▶ REQUIREMENT
Reproduce the listing below in full, omitting the pictures, with every occurrence of "Patent image size" replaced by "Drawing dimensions" and everything else left unchanged.

[START OF DATA FOR PROCESSING]

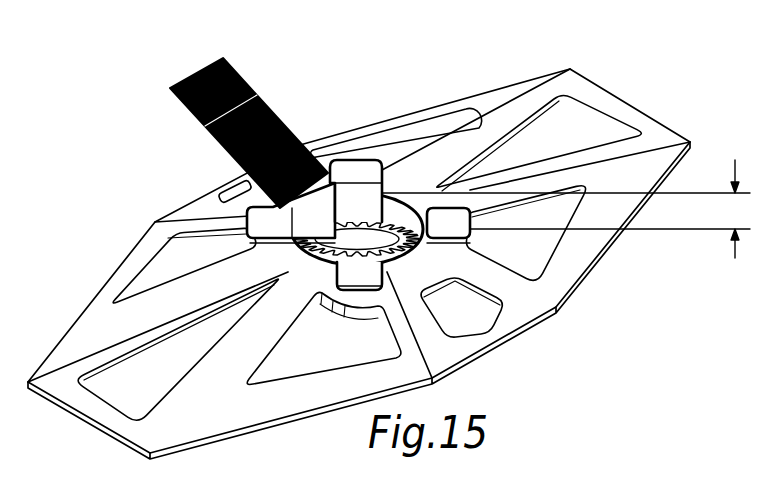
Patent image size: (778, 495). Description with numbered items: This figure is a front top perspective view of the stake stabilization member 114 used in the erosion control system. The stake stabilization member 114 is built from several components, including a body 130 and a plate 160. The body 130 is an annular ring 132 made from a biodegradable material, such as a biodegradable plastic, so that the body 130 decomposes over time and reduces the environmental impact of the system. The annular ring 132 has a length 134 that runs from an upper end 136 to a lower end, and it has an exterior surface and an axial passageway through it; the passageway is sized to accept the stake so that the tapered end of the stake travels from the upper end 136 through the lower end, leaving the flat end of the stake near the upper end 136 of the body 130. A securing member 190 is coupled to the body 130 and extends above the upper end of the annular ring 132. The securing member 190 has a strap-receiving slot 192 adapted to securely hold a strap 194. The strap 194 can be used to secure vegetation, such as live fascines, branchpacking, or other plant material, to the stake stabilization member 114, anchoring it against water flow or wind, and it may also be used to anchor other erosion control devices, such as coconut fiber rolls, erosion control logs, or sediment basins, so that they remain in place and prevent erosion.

The stake stabilization member 114 is at (136, 191).
The body 130 is at (401, 195).
The annular ring 132 is at (283, 233).
The length 134 is at (566, 209).
The upper end 136 is at (315, 255).
The plate 160 is at (609, 100).
The securing member 190 is at (350, 160).
The strap-receiving slot 192 is at (362, 165).
The strap 194 is at (233, 72).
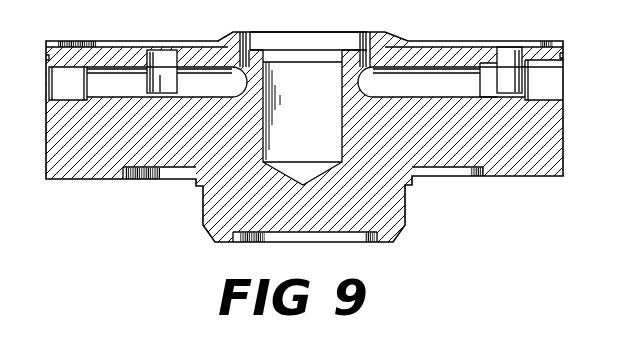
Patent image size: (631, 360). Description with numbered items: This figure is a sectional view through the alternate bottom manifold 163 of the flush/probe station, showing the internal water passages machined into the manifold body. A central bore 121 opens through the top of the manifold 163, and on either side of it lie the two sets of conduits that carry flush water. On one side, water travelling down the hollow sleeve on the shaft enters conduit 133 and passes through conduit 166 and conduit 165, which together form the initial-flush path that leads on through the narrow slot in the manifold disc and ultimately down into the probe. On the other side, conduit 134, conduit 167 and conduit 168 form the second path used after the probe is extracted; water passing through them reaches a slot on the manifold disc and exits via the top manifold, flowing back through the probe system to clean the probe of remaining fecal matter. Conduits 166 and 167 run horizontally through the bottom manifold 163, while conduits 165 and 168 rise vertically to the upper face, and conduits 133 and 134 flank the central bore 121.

The bore 121 is at (312, 78).
The conduit 133 is at (250, 52).
The conduit 134 is at (367, 52).
The alternate bottom manifold 163 is at (393, 231).
The conduit 165 is at (164, 58).
The conduit 166 is at (217, 95).
The conduit 167 is at (443, 78).
The conduit 168 is at (510, 55).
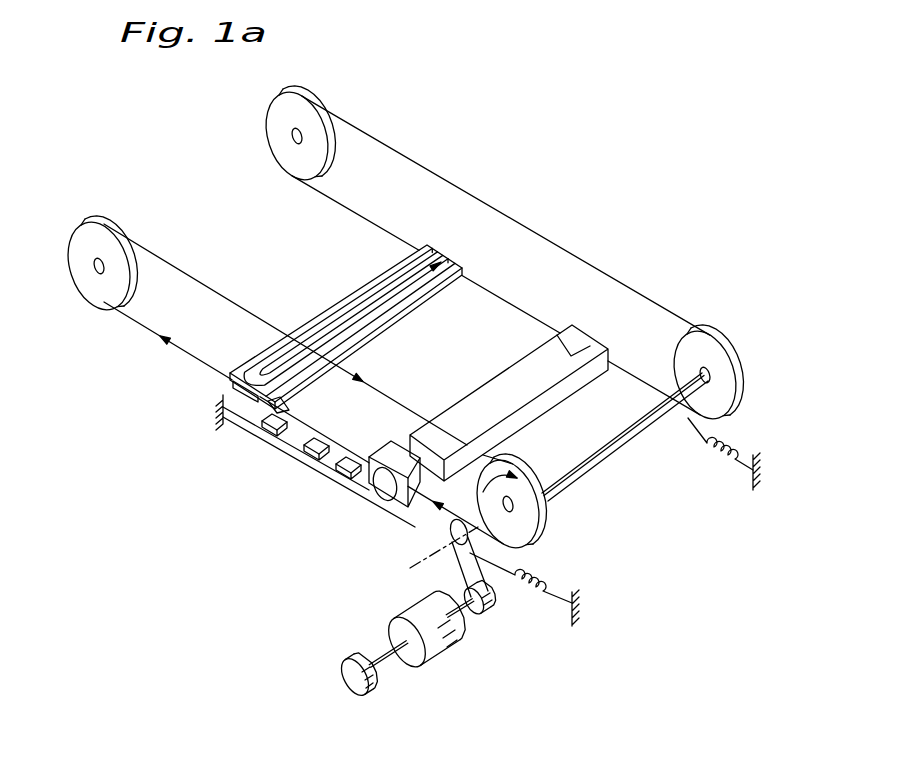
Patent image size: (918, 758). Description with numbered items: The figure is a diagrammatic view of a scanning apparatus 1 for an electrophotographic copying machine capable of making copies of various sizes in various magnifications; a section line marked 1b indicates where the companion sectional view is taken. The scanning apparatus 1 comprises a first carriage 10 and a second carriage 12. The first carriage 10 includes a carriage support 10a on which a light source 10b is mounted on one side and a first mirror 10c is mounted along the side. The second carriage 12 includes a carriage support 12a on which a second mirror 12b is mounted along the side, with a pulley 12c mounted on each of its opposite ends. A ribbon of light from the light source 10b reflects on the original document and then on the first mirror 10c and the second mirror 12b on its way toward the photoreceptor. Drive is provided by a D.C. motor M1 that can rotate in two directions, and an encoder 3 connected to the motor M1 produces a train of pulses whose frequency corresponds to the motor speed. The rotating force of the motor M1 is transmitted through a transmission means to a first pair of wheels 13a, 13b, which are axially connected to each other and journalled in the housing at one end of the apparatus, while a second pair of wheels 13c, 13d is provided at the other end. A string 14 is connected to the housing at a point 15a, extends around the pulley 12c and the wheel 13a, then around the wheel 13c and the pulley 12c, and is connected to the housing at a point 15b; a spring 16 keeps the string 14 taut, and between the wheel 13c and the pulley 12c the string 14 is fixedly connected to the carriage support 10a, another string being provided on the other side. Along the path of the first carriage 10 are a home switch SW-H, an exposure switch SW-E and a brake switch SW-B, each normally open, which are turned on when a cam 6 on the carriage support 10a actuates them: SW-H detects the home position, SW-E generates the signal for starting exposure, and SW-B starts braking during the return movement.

The scanning apparatus 1 is at (502, 260).
The section line 1b- 1b is at (212, 230).
The encoder 3 is at (377, 682).
The cam 6 is at (237, 380).
The first carriage 10 is at (355, 310).
The carriage support 10a is at (413, 305).
The light source 10b is at (392, 280).
The first mirror 10c is at (370, 347).
The second carriage 12 is at (477, 432).
The carriage support 12a is at (555, 395).
The second mirror 12b is at (398, 473).
The pulley 12c is at (388, 490).
The wheel 13a is at (530, 523).
The wheel 13b is at (722, 367).
The wheel 13c is at (102, 293).
The wheel 13d is at (276, 131).
The string 14 is at (415, 518).
The connection point 15a is at (578, 623).
The connection point 15b is at (217, 425).
The spring 16 is at (530, 567).
The D.C. motor M1 is at (457, 657).
The brake switch SW-B is at (263, 428).
The exposure switch SW-E is at (303, 452).
The home switch SW-H is at (343, 473).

[END OF DATA FOR PROCESSING]

▶ OUTPUT
Drawing dimensions: (778, 495). Description with numbered items: This figure is a front top perspective view of the stake stabilization member 114 used in the erosion control system. The stake stabilization member 114 is built from several components, including a body 130 and a plate 160. The body 130 is an annular ring 132 made from a biodegradable material, such as a biodegradable plastic, so that the body 130 decomposes over time and reduces the environmental impact of the system. The annular ring 132 has a length 134 that runs from an upper end 136 to a lower end, and it has an exterior surface and an axial passageway through it; the passageway is sized to accept the stake so that the tapered end of the stake travels from the upper end 136 through the lower end, leaving the flat end of the stake near the upper end 136 of the body 130. A securing member 190 is coupled to the body 130 and extends above the upper end of the annular ring 132. The securing member 190 has a strap-receiving slot 192 adapted to securely hold a strap 194. The strap 194 can be used to secure vegetation, such as live fascines, branchpacking, or other plant material, to the stake stabilization member 114, anchoring it against water flow or wind, and it may also be used to anchor other erosion control devices, such as coconut fiber rolls, erosion control logs, or sediment basins, so that they remain in place and prevent erosion.

The stake stabilization member 114 is at (136, 191).
The body 130 is at (401, 195).
The annular ring 132 is at (283, 233).
The length 134 is at (566, 209).
The upper end 136 is at (315, 255).
The plate 160 is at (609, 100).
The securing member 190 is at (350, 160).
The strap-receiving slot 192 is at (362, 165).
The strap 194 is at (233, 72).
Drawing dimensions: (631, 360). Description with numbered items: This figure is a sectional view through the alternate bottom manifold 163 of the flush/probe station, showing the internal water passages machined into the manifold body. A central bore 121 opens through the top of the manifold 163, and on either side of it lie the two sets of conduits that carry flush water. On one side, water travelling down the hollow sleeve on the shaft enters conduit 133 and passes through conduit 166 and conduit 165, which together form the initial-flush path that leads on through the narrow slot in the manifold disc and ultimately down into the probe. On the other side, conduit 134, conduit 167 and conduit 168 form the second path used after the probe is extracted; water passing through them reaches a slot on the manifold disc and exits via the top manifold, flowing back through the probe system to clean the probe of remaining fecal matter. Conduits 166 and 167 run horizontally through the bottom manifold 163, while conduits 165 and 168 rise vertically to the upper face, and conduits 133 and 134 flank the central bore 121.

The bore 121 is at (312, 78).
The conduit 133 is at (250, 52).
The conduit 134 is at (367, 52).
The alternate bottom manifold 163 is at (393, 231).
The conduit 165 is at (164, 58).
The conduit 166 is at (217, 95).
The conduit 167 is at (443, 78).
The conduit 168 is at (510, 55).
Drawing dimensions: (918, 758). Description with numbered items: The figure is a diagrammatic view of a scanning apparatus 1 for an electrophotographic copying machine capable of making copies of various sizes in various magnifications; a section line marked 1b indicates where the companion sectional view is taken. The scanning apparatus 1 comprises a first carriage 10 and a second carriage 12. The first carriage 10 includes a carriage support 10a on which a light source 10b is mounted on one side and a first mirror 10c is mounted along the side. The second carriage 12 includes a carriage support 12a on which a second mirror 12b is mounted along the side, with a pulley 12c mounted on each of its opposite ends. A ribbon of light from the light source 10b reflects on the original document and then on the first mirror 10c and the second mirror 12b on its way toward the photoreceptor. Drive is provided by a D.C. motor M1 that can rotate in two directions, and an encoder 3 connected to the motor M1 produces a train of pulses whose frequency corresponds to the motor speed. The rotating force of the motor M1 is transmitted through a transmission means to a first pair of wheels 13a, 13b, which are axially connected to each other and journalled in the housing at one end of the apparatus, while a second pair of wheels 13c, 13d is provided at the other end. A string 14 is connected to the housing at a point 15a, extends around the pulley 12c and the wheel 13a, then around the wheel 13c and the pulley 12c, and is connected to the housing at a point 15b; a spring 16 keeps the string 14 taut, and between the wheel 13c and the pulley 12c the string 14 is fixedly connected to the carriage support 10a, another string being provided on the other side. Along the path of the first carriage 10 are a home switch SW-H, an exposure switch SW-E and a brake switch SW-B, each normally open, which are turned on when a cam 6 on the carriage support 10a actuates them: SW-H detects the home position, SW-E generates the signal for starting exposure, and SW-B starts braking during the return movement.

The scanning apparatus 1 is at (502, 260).
The section line 1b- 1b is at (212, 230).
The encoder 3 is at (377, 682).
The cam 6 is at (237, 380).
The first carriage 10 is at (355, 310).
The carriage support 10a is at (413, 305).
The light source 10b is at (392, 280).
The first mirror 10c is at (370, 347).
The second carriage 12 is at (477, 432).
The carriage support 12a is at (555, 395).
The second mirror 12b is at (398, 473).
The pulley 12c is at (388, 490).
The wheel 13a is at (530, 523).
The wheel 13b is at (722, 367).
The wheel 13c is at (102, 293).
The wheel 13d is at (276, 131).
The string 14 is at (415, 518).
The connection point 15a is at (578, 623).
The connection point 15b is at (217, 425).
The spring 16 is at (530, 567).
The D.C. motor M1 is at (457, 657).
The brake switch SW-B is at (263, 428).
The exposure switch SW-E is at (303, 452).
The home switch SW-H is at (343, 473).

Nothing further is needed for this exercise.